[Exercise brief] Go through the entries below and retype them exactly, omitting each picture.

++++ Stored data

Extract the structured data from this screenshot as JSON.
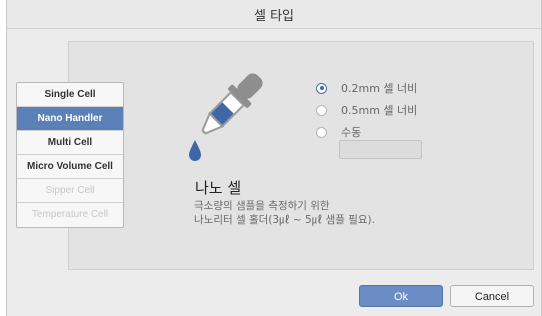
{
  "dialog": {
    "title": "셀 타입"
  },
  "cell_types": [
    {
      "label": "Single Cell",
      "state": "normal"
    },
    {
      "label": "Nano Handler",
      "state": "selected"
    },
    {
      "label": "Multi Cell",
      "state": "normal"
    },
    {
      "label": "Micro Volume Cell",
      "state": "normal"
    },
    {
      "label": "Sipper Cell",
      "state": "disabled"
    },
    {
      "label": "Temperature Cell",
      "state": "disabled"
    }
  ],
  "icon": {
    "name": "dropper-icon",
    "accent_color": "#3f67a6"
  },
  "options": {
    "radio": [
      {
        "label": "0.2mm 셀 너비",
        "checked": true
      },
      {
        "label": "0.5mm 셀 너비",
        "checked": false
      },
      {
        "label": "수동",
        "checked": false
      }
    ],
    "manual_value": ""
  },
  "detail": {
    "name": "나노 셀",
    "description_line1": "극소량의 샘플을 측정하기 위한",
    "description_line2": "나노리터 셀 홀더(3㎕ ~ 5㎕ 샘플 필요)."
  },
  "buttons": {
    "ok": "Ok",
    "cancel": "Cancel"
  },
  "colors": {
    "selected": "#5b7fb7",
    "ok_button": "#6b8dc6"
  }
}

++++++++

[Result of the task]
Extract the structured data from this screenshot as JSON.
{
  "dialog": {
    "title": "셀 타입"
  },
  "cell_types": [
    {
      "label": "Single Cell",
      "state": "normal"
    },
    {
      "label": "Nano Handler",
      "state": "selected"
    },
    {
      "label": "Multi Cell",
      "state": "normal"
    },
    {
      "label": "Micro Volume Cell",
      "state": "normal"
    },
    {
      "label": "Sipper Cell",
      "state": "disabled"
    },
    {
      "label": "Temperature Cell",
      "state": "disabled"
    }
  ],
  "icon": {
    "name": "dropper-icon",
    "accent_color": "#3f67a6"
  },
  "options": {
    "radio": [
      {
        "label": "0.2mm 셀 너비",
        "checked": true
      },
      {
        "label": "0.5mm 셀 너비",
        "checked": false
      },
      {
        "label": "수동",
        "checked": false
      }
    ],
    "manual_value": ""
  },
  "detail": {
    "name": "나노 셀",
    "description_line1": "극소량의 샘플을 측정하기 위한",
    "description_line2": "나노리터 셀 홀더(3㎕ ~ 5㎕ 샘플 필요)."
  },
  "buttons": {
    "ok": "Ok",
    "cancel": "Cancel"
  },
  "colors": {
    "selected": "#5b7fb7",
    "ok_button": "#6b8dc6"
  }
}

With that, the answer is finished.